[START OF DATA EXCERPTS]
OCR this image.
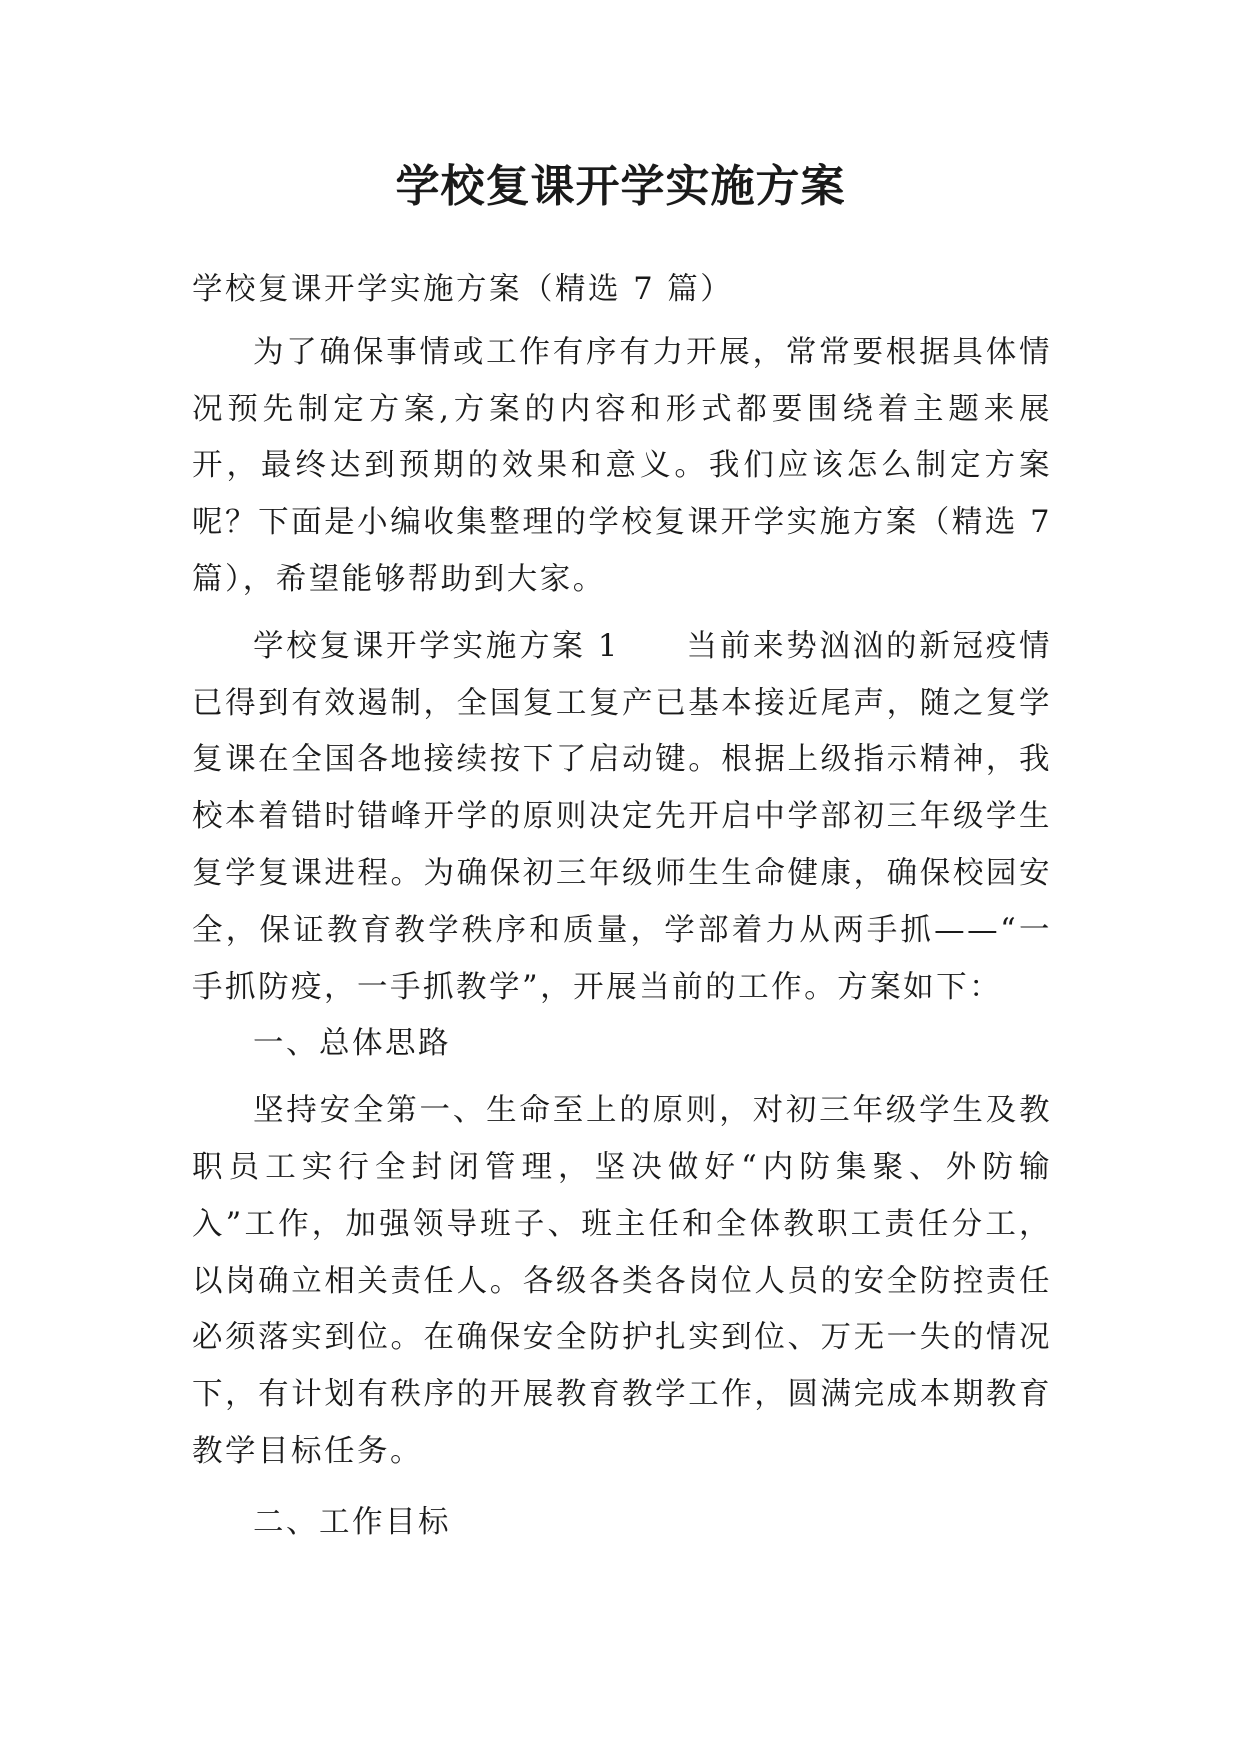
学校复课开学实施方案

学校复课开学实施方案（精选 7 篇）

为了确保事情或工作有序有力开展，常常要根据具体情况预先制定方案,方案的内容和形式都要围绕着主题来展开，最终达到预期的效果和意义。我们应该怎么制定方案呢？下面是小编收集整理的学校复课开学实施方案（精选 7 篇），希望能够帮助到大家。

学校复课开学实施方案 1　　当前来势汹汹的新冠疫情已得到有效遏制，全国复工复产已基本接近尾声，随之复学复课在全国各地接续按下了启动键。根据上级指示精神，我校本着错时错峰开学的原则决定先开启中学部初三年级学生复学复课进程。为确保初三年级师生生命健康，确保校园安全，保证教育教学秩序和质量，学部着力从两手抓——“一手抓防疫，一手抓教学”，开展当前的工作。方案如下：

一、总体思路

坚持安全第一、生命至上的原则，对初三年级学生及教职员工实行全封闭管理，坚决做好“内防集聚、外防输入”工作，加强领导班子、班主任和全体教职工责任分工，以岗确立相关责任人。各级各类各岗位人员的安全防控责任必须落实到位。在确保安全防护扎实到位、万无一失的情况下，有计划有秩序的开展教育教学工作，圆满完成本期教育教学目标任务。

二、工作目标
[END OF DATA EXCERPTS]
[START OF DATA EXCERPTS]
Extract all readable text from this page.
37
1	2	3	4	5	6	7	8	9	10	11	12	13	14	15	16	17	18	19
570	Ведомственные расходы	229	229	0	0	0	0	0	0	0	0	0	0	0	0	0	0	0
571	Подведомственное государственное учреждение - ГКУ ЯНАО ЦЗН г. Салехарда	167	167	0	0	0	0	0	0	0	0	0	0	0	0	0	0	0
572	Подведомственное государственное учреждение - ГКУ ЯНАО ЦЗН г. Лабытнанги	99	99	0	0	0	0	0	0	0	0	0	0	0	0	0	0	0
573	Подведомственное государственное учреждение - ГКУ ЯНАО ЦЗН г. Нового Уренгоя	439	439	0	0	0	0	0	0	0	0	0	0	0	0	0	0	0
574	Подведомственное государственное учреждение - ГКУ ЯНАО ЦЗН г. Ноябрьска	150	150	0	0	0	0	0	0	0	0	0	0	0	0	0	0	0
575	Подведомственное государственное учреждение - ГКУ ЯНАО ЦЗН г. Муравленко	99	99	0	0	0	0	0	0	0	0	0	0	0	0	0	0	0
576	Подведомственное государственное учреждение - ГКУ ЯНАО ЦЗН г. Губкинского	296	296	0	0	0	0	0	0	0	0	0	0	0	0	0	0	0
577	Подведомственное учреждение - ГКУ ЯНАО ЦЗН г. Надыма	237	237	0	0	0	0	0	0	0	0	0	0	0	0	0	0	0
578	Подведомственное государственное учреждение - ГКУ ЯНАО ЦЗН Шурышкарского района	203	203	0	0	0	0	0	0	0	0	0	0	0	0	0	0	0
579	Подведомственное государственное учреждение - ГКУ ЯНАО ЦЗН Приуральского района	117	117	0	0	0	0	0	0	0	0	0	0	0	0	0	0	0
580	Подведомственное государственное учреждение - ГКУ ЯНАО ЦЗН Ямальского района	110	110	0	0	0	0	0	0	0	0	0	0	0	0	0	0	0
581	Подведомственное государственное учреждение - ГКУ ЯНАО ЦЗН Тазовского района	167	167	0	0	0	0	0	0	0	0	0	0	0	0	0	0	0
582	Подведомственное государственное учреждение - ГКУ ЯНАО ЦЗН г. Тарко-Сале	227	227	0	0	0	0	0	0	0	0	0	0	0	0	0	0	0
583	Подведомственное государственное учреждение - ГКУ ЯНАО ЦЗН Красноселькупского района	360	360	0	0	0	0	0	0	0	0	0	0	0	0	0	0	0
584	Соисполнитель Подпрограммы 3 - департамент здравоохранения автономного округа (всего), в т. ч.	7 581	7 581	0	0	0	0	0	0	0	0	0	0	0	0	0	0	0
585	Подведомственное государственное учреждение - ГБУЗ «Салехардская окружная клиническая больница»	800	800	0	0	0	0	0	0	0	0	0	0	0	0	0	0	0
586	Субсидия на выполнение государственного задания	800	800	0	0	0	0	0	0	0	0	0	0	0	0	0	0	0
[END OF DATA EXCERPTS]
[START OF DATA EXCERPTS]
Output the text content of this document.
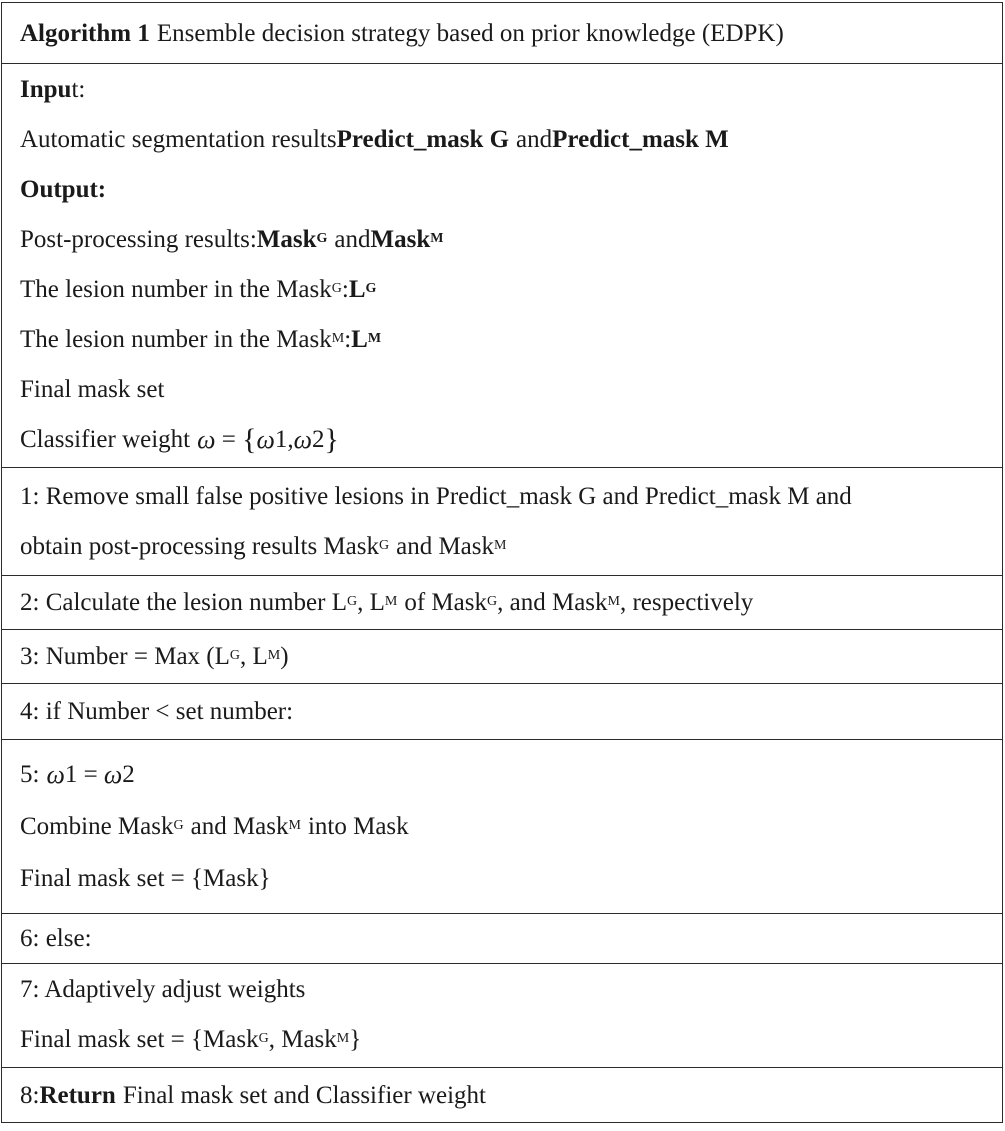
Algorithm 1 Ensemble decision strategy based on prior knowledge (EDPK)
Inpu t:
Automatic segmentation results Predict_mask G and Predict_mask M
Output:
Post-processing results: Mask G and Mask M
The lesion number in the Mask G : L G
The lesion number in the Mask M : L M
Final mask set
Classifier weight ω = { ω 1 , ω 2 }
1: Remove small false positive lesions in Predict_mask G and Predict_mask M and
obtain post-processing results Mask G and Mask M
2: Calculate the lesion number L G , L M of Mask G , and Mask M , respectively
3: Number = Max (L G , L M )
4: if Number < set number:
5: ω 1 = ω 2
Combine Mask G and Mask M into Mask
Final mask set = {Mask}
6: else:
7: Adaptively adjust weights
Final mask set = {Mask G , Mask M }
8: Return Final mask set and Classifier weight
[END OF DATA EXCERPTS]
- [SET EXERCISE] Locate all lines that include the word "Final" and copy them out.

- [OUTPUT FOR THIS TASK]
Final mask set
Final mask set = {Mask}
Final mask set = {Mask G , Mask M }
8: Return Final mask set and Classifier weight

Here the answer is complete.